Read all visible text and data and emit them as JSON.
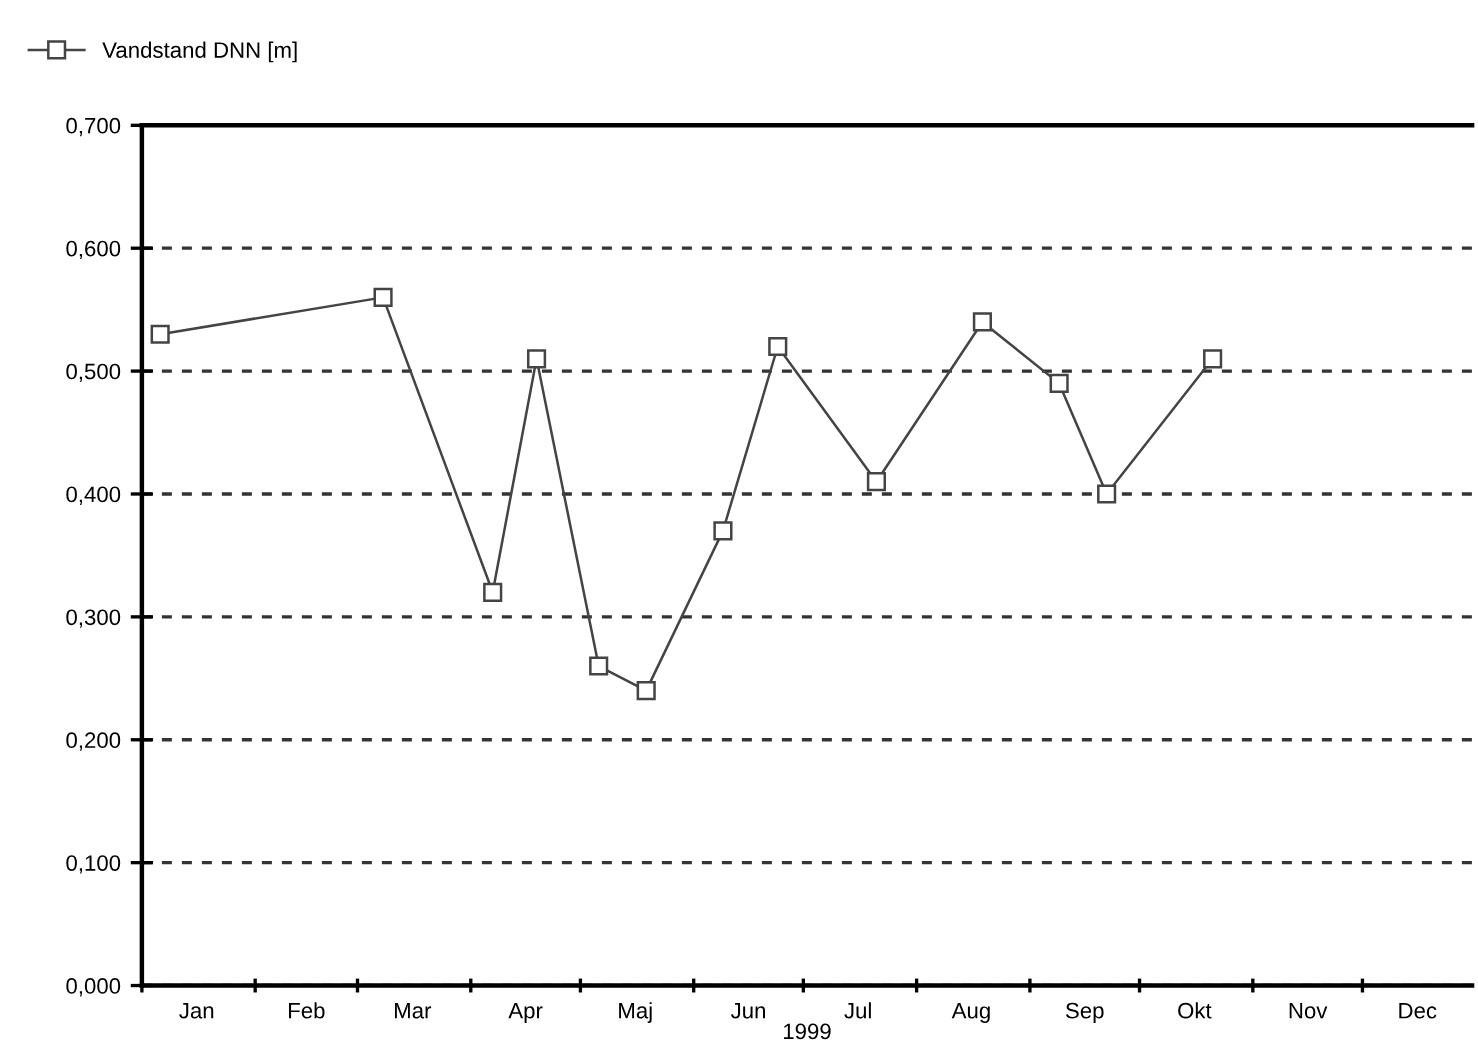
{
  "chart_data": {
    "type": "line",
    "xlabel": "1999",
    "x": [
      "1999-01-06",
      "1999-03-08",
      "1999-04-07",
      "1999-04-19",
      "1999-05-06",
      "1999-05-19",
      "1999-06-09",
      "1999-06-24",
      "1999-07-21",
      "1999-08-19",
      "1999-09-09",
      "1999-09-22",
      "1999-10-21"
    ],
    "series": [
      {
        "name": "Vandstand DNN [m]",
        "color": "#444444",
        "values": [
          0.53,
          0.56,
          0.32,
          0.51,
          0.26,
          0.24,
          0.37,
          0.52,
          0.41,
          0.54,
          0.49,
          0.4,
          0.51
        ]
      }
    ],
    "xlim": [
      "1999-01-01",
      "1999-12-31"
    ],
    "xticks": [
      {
        "value": "1999-01-01",
        "label": null
      },
      {
        "value": "1999-02-01",
        "label": null
      },
      {
        "value": "1999-03-01",
        "label": null
      },
      {
        "value": "1999-04-01",
        "label": null
      },
      {
        "value": "1999-05-01",
        "label": null
      },
      {
        "value": "1999-06-01",
        "label": null
      },
      {
        "value": "1999-07-01",
        "label": null
      },
      {
        "value": "1999-08-01",
        "label": null
      },
      {
        "value": "1999-09-01",
        "label": null
      },
      {
        "value": "1999-10-01",
        "label": null
      },
      {
        "value": "1999-11-01",
        "label": null
      },
      {
        "value": "1999-12-01",
        "label": null
      },
      {
        "value": "1999-01-16",
        "label": "Jan"
      },
      {
        "value": "1999-02-15",
        "label": "Feb"
      },
      {
        "value": "1999-03-16",
        "label": "Mar"
      },
      {
        "value": "1999-04-16",
        "label": "Apr"
      },
      {
        "value": "1999-05-16",
        "label": "Maj"
      },
      {
        "value": "1999-06-16",
        "label": "Jun"
      },
      {
        "value": "1999-07-16",
        "label": "Jul"
      },
      {
        "value": "1999-08-16",
        "label": "Aug"
      },
      {
        "value": "1999-09-16",
        "label": "Sep"
      },
      {
        "value": "1999-10-16",
        "label": "Okt"
      },
      {
        "value": "1999-11-16",
        "label": "Nov"
      },
      {
        "value": "1999-12-16",
        "label": "Dec"
      }
    ],
    "ylim": [
      0,
      0.7
    ],
    "yticks": [
      {
        "value": 0,
        "label": "0,000"
      },
      {
        "value": 0.1,
        "label": "0,100"
      },
      {
        "value": 0.2,
        "label": "0,200"
      },
      {
        "value": 0.3,
        "label": "0,300"
      },
      {
        "value": 0.4,
        "label": "0,400"
      },
      {
        "value": 0.5,
        "label": "0,500"
      },
      {
        "value": 0.6,
        "label": "0,600"
      },
      {
        "value": 0.7,
        "label": "0,700"
      }
    ],
    "grid": "y",
    "legend": "top left",
    "marker": "square",
    "line_style": "solid"
  }
}
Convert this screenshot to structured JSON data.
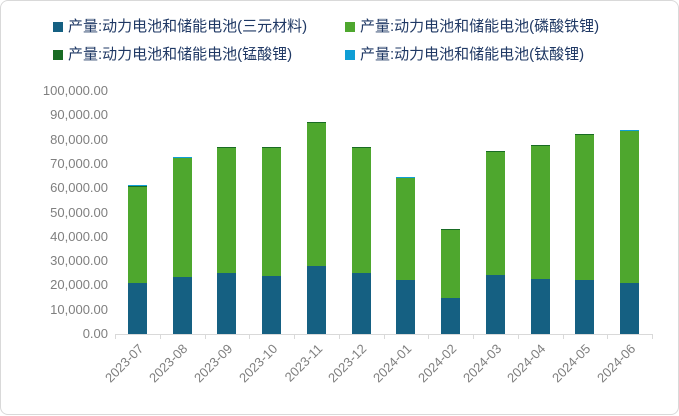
{
  "chart_data": {
    "type": "bar",
    "stacked": true,
    "title": "",
    "xlabel": "",
    "ylabel": "",
    "grid": false,
    "legend_position": "top",
    "ylim": [
      0,
      100000
    ],
    "ytick_step": 10000,
    "ytick_labels": [
      "0.00",
      "10,000.00",
      "20,000.00",
      "30,000.00",
      "40,000.00",
      "50,000.00",
      "60,000.00",
      "70,000.00",
      "80,000.00",
      "90,000.00",
      "100,000.00"
    ],
    "categories": [
      "2023-07",
      "2023-08",
      "2023-09",
      "2023-10",
      "2023-11",
      "2023-12",
      "2024-01",
      "2024-02",
      "2024-03",
      "2024-04",
      "2024-05",
      "2024-06"
    ],
    "series": [
      {
        "name": "产量:动力电池和储能电池(三元材料)",
        "color": "#156082",
        "values": [
          20900,
          23500,
          25100,
          23900,
          27900,
          25000,
          22100,
          14900,
          24300,
          22500,
          22200,
          20900
        ]
      },
      {
        "name": "产量:动力电池和储能电池(磷酸铁锂)",
        "color": "#4EA72E",
        "values": [
          39700,
          48900,
          51500,
          52700,
          59000,
          51600,
          42100,
          28000,
          50700,
          55000,
          59800,
          62500
        ]
      },
      {
        "name": "产量:动力电池和储能电池(锰酸锂)",
        "color": "#196B24",
        "values": [
          200,
          200,
          200,
          200,
          200,
          200,
          200,
          200,
          200,
          200,
          200,
          200
        ]
      },
      {
        "name": "产量:动力电池和储能电池(钛酸锂)",
        "color": "#0F9ED5",
        "values": [
          500,
          200,
          200,
          200,
          200,
          200,
          200,
          200,
          200,
          200,
          200,
          200
        ]
      }
    ]
  },
  "style": {
    "legend_text_color": "#1F3864",
    "axis_label_color": "#7F7F7F",
    "axis_line_color": "#D9D9D9",
    "border_color": "#D9D9D9",
    "background": "#FFFFFF"
  }
}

● **Written exercise**: Pick out all lines from the data above in which the word "name" appears.

● **Response**:
        "name": "Vandstand DNN [m]",
        "name": "产量:动力电池和储能电池(三元材料)",
        "name": "产量:动力电池和储能电池(磷酸铁锂)",
        "name": "产量:动力电池和储能电池(锰酸锂)",
        "name": "产量:动力电池和储能电池(钛酸锂)",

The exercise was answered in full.